[A run of records]
━━━

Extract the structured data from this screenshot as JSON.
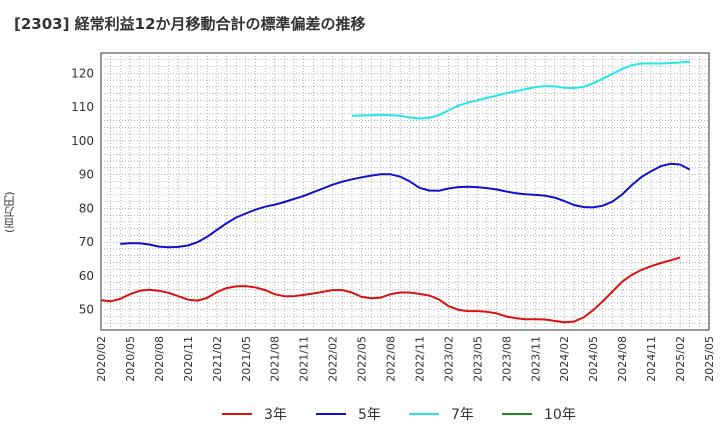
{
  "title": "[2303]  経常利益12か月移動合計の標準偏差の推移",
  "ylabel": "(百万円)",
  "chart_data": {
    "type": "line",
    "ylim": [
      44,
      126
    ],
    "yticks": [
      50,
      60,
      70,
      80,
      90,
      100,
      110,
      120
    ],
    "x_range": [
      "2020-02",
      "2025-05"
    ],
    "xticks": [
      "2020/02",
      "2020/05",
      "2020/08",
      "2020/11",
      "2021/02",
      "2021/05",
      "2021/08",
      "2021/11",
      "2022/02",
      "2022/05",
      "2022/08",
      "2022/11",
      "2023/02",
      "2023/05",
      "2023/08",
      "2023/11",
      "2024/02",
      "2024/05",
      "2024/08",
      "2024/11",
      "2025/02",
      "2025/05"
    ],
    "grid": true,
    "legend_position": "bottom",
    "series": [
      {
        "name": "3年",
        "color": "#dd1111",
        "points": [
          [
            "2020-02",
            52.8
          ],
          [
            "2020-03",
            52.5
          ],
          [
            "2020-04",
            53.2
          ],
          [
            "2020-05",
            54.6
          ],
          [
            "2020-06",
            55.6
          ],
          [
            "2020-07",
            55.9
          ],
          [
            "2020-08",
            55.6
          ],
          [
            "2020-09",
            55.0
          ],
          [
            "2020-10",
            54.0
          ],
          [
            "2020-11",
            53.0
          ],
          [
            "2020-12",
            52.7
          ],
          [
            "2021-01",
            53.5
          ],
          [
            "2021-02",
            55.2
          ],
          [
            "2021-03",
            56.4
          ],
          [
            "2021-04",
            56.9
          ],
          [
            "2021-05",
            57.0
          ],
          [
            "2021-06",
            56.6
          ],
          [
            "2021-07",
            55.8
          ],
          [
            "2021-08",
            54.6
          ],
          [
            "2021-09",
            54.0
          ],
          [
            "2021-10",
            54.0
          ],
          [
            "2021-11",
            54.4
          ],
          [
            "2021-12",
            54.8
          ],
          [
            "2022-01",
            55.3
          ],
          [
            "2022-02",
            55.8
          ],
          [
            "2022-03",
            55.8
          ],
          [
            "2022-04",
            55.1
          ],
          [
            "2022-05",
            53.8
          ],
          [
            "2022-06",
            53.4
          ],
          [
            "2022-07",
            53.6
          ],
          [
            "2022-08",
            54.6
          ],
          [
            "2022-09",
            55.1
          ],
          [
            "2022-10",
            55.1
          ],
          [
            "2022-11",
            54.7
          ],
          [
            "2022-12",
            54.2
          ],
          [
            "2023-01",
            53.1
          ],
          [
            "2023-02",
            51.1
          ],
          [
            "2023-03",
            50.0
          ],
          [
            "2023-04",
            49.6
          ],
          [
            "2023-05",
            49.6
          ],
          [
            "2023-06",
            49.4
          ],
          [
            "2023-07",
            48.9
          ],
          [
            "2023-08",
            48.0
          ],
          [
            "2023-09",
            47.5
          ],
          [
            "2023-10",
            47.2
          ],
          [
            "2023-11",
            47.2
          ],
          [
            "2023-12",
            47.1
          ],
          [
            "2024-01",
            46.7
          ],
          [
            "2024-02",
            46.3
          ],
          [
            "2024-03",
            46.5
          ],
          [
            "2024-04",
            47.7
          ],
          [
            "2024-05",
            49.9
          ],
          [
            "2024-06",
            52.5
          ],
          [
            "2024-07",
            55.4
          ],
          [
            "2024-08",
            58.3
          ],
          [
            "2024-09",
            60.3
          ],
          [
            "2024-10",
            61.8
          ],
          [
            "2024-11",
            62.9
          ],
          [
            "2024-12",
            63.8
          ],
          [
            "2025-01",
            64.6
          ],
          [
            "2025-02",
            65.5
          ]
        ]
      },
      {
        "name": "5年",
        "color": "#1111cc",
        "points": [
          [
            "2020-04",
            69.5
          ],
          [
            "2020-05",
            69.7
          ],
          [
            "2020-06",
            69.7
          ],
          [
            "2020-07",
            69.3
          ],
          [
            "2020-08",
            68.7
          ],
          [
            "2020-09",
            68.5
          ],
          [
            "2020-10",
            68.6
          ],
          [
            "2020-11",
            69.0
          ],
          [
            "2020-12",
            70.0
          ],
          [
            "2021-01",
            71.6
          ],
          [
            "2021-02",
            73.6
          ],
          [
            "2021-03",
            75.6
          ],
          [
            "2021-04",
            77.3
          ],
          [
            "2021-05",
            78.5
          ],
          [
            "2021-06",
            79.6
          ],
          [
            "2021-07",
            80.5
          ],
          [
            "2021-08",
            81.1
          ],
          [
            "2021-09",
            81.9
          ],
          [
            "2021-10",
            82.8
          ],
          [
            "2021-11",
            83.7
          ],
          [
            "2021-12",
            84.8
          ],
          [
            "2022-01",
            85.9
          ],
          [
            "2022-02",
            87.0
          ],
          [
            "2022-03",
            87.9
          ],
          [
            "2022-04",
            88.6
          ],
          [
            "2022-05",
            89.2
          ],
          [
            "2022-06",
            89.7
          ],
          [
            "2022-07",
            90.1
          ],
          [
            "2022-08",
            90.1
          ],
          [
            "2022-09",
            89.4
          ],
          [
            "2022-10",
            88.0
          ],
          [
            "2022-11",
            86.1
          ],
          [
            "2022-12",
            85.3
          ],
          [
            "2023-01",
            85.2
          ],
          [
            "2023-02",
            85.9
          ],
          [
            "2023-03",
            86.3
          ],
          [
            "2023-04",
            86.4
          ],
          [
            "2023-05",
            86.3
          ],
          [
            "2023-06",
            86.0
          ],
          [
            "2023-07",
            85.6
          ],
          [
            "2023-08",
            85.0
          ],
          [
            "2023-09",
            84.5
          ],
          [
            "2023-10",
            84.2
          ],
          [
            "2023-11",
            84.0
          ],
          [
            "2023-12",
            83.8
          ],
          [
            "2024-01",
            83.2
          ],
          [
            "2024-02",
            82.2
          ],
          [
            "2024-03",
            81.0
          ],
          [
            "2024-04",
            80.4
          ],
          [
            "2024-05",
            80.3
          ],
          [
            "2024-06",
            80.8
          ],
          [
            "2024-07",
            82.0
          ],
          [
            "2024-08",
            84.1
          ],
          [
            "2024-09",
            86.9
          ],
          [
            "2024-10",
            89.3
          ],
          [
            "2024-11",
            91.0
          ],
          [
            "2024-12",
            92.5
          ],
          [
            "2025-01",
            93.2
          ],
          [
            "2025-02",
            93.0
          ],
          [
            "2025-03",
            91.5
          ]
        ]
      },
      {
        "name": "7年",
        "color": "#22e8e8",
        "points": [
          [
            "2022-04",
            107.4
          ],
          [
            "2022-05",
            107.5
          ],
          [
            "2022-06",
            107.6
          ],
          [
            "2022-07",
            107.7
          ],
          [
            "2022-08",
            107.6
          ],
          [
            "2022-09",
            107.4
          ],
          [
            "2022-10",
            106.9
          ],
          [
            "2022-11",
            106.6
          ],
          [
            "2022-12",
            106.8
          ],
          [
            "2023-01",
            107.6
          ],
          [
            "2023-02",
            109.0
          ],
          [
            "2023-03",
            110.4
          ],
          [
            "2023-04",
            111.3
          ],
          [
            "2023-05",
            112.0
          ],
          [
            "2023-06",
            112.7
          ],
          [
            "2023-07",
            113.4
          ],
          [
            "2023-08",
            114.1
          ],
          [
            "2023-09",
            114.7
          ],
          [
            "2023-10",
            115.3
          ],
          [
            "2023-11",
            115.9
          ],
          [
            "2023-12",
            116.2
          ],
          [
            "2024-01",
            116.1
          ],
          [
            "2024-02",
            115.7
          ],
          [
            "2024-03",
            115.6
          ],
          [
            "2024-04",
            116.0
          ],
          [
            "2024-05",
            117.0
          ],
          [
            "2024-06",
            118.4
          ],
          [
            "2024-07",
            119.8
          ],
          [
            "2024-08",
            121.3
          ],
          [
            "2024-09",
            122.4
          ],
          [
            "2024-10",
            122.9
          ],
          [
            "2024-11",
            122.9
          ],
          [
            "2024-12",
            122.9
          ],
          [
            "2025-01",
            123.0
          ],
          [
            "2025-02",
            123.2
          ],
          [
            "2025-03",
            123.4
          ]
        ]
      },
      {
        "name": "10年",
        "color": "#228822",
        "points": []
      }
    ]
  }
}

━━━

▶ Goal of the exercise:
From the data, pick out every line that includes "color".

▶ Task response:
        "color": "#dd1111",
        "color": "#1111cc",
        "color": "#22e8e8",
        "color": "#228822",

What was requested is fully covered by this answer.